[EXCERPTED TEXT]:
# SRT FAST DIVISION ALGORITHMS: SIMULATION AND PERFORMANCE EVALUATION

Selvihan Nazlı Yavuzer

Ahmet Sertbaş

e-mail: <u>syavuzer@bahcesehir.edu.tr</u> Istanbul University, Faculty of Engineering, Department of Electrical & Electronics Engineering, 34850, Avcılar, Istanbul, Turkey

Key words: Division, , SRT algorithms, high-radix division, performance analysis

### ABSTRACT

SRT division algorithms are common in modern floating-point units. These algorithms process more quotient bits in each step to provide a higher division performance. This study evaluates SRT algorithms (SRT-2, SRT-4, SRT-8 and SRT-16) based on memory and process time requirements. For this purpose, a C# algorithm simulator for SRT algorithms have been implemented and relative algorithm analysis have been performed based on memory and time criteria.

### I. INTRODUCTION

Fast division unit design is important in high-speed computing as division –among computer-based arithmetic operations- is the most complex operation with long delay periods. On the other hand, with the IEEE floating point standard that requires exact division, division algorithm design suitable for large micro-processing circuits has been a focus. Various algorithms have been developed based on quadratic and linear approximation algorithms. A significant approximation algorithm is Newton-Raphson [1, 2] method for the first group, while SRT [3] method is common as the linear approximation algorithm.

[WHAT TO DO]:
a - Condense the paragraph of the excerpt on SRT division that begins "Fast division unit design is important" into a short bulleted list that keeps its main facts.
b - Supply a continuation of the excerpt on SRT division that begins right after its final sentence.
The material after this point has no connection to the excerpt on SRT division.

[DATA SECTION]:

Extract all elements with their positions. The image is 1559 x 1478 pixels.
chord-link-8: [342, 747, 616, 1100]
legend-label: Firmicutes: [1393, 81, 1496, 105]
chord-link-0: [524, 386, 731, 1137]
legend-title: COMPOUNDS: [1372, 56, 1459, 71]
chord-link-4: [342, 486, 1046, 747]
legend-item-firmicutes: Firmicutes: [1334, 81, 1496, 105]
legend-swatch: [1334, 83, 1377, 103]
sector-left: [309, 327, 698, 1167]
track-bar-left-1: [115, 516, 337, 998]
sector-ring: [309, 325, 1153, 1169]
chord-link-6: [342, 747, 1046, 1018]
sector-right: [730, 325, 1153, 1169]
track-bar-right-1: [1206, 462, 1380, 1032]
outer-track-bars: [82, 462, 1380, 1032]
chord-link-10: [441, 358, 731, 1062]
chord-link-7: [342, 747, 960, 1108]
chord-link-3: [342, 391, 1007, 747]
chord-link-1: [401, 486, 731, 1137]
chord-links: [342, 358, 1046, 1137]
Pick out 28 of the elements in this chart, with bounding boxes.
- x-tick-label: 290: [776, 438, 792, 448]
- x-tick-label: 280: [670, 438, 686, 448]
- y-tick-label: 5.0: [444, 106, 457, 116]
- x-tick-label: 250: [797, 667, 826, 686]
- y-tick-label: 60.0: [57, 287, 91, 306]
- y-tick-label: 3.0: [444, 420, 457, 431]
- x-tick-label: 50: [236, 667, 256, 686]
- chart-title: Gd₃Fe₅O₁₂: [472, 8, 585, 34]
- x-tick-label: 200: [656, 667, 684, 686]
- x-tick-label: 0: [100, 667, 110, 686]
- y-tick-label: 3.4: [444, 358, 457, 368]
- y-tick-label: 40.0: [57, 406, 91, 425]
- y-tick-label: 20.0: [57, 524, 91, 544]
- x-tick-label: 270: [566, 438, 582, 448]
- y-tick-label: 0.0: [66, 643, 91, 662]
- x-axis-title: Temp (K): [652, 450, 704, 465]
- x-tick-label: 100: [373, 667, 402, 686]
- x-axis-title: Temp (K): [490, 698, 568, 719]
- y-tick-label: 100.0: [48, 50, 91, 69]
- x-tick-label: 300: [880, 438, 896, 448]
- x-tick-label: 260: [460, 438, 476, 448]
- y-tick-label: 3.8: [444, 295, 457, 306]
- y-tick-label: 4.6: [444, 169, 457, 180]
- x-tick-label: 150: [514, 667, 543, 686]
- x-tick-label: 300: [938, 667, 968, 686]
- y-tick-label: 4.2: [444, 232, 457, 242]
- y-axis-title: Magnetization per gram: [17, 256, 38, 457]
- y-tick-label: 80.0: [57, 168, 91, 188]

[ANSWERS IN ORDER]:
a -
- Fast division units matter in high-speed computing because division is the most complex computer arithmetic operation and has long delays.
- The IEEE floating-point standard requires exact division, so designing division algorithms for large microprocessing circuits has become a focus.
- Algorithms have been developed from quadratic and linear approximation.
- Newton-Raphson is a significant method in the quadratic group, and SRT is the common linear method.

b -
Most implementations for the division are based on the SRT algorithm that uses a recurrence producing one quotient digit for each step. The speed of such SRT-based dividers is mainly determined by the complexity of the quotient-digit selection. To speed up the division process, one may reduce the number of iteration steps by increasing the radix Q of the process. Selecting  $\beta=2^m$ allows the generation of m quotient bits at each step and the number of steps can be reduced to (n/m). However, the complexity of the quotient-digit selection and remainder updating increases for high radices, eliminating the advantages of the reduction in number of iterations [2]. Different methods have been developed to ease the process of division bit selection [4-7]. The simplest method for bit selection is involves the use of a look-up table called quotient-bit selection table. In this method, partial remainder is compared to table values to reach a result. However, as radix increases, the look-up table size also increase which also increases the bit-selection cost.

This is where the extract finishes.